* TASK GOAL: Identify the lines that contain the word "Percentile", then copy them.

Entries from a dataset
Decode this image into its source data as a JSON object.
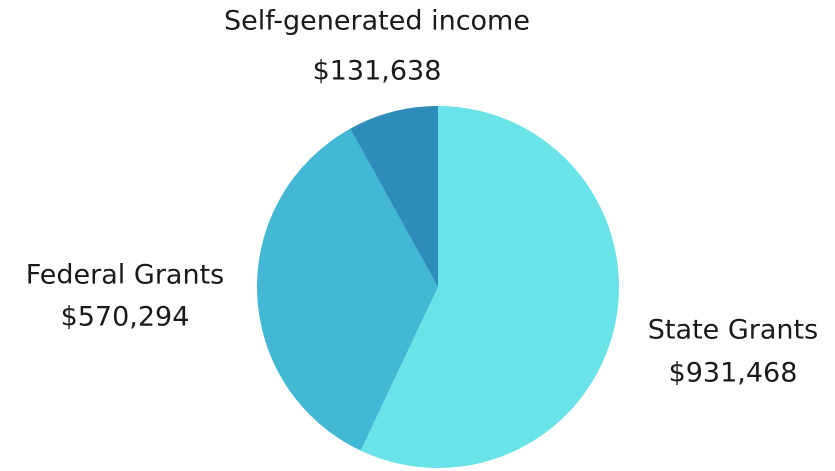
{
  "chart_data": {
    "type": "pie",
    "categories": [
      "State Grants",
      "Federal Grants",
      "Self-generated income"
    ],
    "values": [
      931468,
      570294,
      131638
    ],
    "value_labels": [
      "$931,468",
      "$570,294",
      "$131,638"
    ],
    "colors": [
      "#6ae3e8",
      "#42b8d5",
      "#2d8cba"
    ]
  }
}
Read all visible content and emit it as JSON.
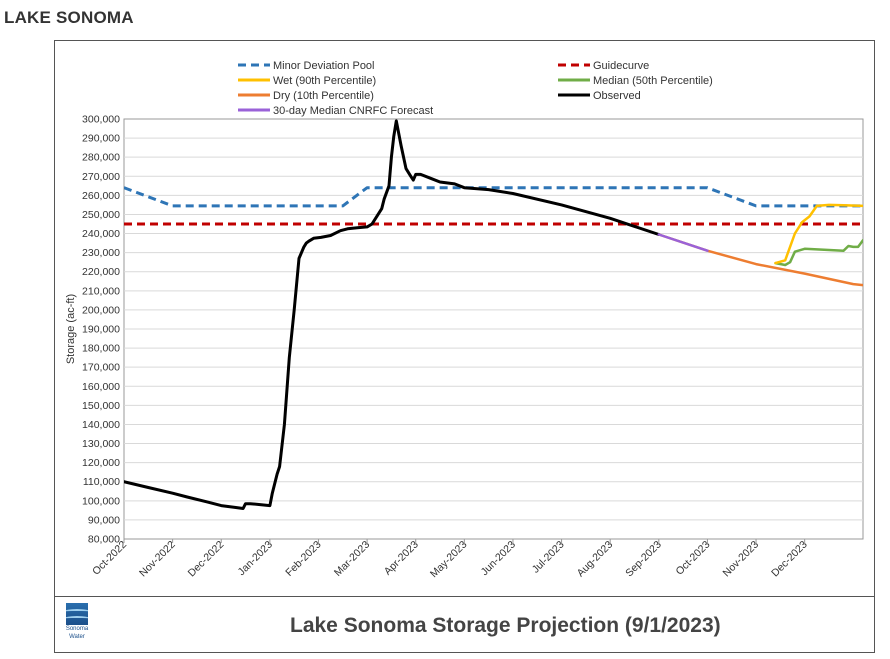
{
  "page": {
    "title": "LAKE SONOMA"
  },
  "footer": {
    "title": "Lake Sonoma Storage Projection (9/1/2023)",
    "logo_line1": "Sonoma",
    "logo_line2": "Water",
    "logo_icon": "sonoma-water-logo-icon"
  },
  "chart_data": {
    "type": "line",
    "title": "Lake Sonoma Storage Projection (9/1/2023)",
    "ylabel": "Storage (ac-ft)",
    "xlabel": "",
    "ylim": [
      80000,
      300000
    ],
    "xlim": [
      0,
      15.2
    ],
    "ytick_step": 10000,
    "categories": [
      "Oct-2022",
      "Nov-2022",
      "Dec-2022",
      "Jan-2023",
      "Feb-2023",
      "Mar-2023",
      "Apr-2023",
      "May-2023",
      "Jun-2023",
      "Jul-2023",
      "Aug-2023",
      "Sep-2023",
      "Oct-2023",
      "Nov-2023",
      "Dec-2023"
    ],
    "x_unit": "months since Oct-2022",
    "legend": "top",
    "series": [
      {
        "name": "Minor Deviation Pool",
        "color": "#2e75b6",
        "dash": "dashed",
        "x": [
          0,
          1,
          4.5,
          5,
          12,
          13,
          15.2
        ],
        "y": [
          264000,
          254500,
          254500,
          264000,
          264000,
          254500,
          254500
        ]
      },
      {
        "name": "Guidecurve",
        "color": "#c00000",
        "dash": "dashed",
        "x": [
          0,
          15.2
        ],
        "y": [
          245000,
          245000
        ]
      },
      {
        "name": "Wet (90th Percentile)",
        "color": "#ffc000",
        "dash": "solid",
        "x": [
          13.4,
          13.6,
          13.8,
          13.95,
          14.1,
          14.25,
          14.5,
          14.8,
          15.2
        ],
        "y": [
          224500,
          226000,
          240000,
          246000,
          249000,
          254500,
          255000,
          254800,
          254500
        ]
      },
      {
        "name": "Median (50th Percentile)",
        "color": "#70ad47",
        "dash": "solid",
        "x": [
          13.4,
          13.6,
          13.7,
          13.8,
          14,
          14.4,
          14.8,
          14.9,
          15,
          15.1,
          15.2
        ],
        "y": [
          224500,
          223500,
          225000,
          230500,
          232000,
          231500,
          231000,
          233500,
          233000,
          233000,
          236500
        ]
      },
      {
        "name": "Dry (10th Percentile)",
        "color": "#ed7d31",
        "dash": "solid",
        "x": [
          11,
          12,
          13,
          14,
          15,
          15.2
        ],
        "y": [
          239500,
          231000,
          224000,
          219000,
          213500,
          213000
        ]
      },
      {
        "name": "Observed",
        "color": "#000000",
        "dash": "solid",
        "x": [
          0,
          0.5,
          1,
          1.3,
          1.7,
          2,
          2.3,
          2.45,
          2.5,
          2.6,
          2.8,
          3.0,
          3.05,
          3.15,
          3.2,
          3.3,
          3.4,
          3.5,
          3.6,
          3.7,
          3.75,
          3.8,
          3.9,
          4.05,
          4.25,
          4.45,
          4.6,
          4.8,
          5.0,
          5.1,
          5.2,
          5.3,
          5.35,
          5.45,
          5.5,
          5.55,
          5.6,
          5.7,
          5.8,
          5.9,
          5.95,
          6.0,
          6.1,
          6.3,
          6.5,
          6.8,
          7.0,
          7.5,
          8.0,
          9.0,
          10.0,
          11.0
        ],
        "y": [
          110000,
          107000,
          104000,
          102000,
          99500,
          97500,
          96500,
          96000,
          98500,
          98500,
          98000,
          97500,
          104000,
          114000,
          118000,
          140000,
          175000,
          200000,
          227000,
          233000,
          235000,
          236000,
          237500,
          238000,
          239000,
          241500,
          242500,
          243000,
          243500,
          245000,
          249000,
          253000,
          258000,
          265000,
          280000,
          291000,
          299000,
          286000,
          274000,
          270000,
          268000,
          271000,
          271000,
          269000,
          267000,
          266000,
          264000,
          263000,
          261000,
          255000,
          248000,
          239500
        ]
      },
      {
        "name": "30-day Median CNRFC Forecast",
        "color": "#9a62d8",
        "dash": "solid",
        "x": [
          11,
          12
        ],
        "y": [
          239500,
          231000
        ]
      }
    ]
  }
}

==

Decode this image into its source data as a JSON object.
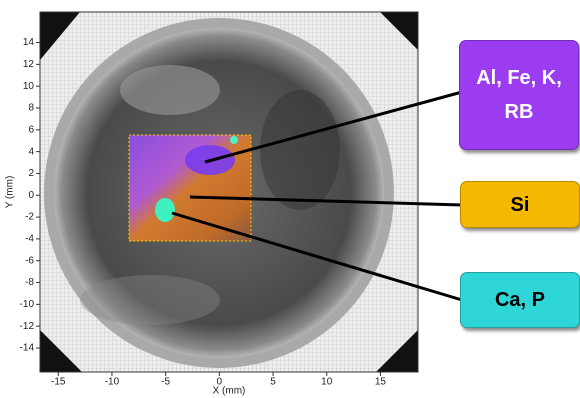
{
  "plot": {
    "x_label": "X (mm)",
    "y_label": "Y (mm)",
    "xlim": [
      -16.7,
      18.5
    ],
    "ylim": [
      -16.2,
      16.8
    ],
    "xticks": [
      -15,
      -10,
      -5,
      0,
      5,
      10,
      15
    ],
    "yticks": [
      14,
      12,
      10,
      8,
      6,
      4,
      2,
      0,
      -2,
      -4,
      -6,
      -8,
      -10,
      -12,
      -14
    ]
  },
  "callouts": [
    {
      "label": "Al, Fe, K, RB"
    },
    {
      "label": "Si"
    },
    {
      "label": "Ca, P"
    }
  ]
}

* PROBLEM SOLUTION:
        "name": "Wet (90th Percentile)",
        "name": "Median (50th Percentile)",
        "name": "Dry (10th Percentile)",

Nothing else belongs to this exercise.